Ringworm – The Venomous Grand Design (2007, Victory Records)

ringworm-the-venomous-grand-designRINGWORM beginnen ihr jüngstes Werk „The Venomous Grand Design” mit ohrenbetäubend verzerrter Krachkulisse. Aus ihr gehen Songs hervor, die sich wuchtig geben, nicht selten energischer und wütender als die des Vorgängers „Justice Replaced by Revenge“. Das schafft Nachteile. Die Vorreiter des metallischen (Old-School-)Hardcore waren immer dann am besten, wenn sie sich die Zeit für Refrains nahmen, die in ihrer Leidenschaft zum Mitschreien einluden. Auf dem neuen Album gibt es sie noch, wenn auch in geringerem Aufkommen.

(Auszüge aus dem Datensatz)
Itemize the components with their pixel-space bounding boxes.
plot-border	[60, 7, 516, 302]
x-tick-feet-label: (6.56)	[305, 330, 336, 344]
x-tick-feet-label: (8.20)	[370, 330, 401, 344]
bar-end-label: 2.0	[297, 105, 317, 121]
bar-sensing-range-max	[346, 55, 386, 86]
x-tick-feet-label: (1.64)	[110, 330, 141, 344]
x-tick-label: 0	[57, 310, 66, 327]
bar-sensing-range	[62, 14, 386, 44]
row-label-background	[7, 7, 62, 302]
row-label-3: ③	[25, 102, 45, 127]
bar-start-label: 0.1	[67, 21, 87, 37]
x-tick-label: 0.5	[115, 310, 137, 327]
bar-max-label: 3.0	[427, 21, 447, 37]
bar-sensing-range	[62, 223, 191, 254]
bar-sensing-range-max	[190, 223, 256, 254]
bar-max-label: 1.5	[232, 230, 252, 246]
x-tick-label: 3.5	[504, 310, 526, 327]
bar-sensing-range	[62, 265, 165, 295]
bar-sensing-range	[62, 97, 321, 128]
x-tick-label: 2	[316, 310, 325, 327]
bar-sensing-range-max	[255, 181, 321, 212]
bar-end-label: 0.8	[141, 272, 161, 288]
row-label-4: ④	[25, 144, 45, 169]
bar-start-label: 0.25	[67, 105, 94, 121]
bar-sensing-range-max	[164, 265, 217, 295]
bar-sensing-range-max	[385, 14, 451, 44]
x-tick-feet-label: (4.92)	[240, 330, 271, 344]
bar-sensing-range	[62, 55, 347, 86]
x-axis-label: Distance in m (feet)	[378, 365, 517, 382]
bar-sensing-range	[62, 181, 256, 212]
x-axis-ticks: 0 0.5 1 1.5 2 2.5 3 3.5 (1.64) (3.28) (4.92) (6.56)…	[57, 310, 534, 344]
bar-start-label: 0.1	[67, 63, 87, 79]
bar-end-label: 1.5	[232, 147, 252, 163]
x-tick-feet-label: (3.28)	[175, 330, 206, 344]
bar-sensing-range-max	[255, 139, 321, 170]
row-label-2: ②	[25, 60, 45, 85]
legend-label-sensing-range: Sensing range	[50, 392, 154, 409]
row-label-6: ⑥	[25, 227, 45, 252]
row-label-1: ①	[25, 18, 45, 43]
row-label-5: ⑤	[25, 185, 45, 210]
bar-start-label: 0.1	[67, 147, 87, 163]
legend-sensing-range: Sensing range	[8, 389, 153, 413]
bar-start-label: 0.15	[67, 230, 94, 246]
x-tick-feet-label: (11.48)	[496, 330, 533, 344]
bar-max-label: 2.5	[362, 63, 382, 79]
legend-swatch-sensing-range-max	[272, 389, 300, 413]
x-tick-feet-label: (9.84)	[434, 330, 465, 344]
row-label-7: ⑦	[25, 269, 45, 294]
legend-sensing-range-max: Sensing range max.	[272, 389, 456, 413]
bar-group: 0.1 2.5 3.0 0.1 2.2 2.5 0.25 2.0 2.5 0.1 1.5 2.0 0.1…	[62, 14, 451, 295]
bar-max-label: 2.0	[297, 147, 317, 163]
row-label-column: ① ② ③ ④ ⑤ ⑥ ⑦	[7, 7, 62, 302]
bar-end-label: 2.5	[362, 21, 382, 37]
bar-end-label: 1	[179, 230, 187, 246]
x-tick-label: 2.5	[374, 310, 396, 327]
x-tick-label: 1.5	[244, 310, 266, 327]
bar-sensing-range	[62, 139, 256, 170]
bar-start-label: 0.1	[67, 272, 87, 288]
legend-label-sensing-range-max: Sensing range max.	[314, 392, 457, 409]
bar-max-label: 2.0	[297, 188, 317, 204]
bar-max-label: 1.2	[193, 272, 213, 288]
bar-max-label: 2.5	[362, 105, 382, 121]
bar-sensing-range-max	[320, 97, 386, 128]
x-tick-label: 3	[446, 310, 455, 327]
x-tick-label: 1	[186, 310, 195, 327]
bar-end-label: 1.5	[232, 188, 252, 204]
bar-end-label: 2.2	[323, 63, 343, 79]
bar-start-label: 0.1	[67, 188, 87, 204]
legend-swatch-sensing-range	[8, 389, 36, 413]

__Arbeitsaufträge__:
1. Schreiben Sie aus der Albumkritik den Abschnitt ab, der mit „ringworm-the-venomous-grand-designRINGWORM beginnen ihr“ beginnt und mit „in geringerem Aufkommen.“ endet.
2. Erklären Sie in ein bis drei Sätzen, warum die wuchtigeren, wütenderen Songs auf „The Venomous Grand Design“ laut der Albumkritik Nachteile mit sich bringen.

__Lösungen__:
1.
ringworm-the-venomous-grand-designRINGWORM beginnen ihr jüngstes Werk „The Venomous Grand Design” mit ohrenbetäubend verzerrter Krachkulisse. Aus ihr gehen Songs hervor, die sich wuchtig geben, nicht selten energischer und wütender als die des Vorgängers „Justice Replaced by Revenge“. Das schafft Nachteile. Die Vorreiter des metallischen (Old-School-)Hardcore waren immer dann am besten, wenn sie sich die Zeit für Refrains nahmen, die in ihrer Leidenschaft zum Mitschreien einluden. Auf dem neuen Album gibt es sie noch, wenn auch in geringerem Aufkommen.

2. RINGWORM waren immer dann am besten, wenn sie sich Zeit für leidenschaftliche Refrains zum Mitschreien nahmen. Solche Refrains gibt es auf dem neuen Album zwar noch, aber in geringerem Aufkommen.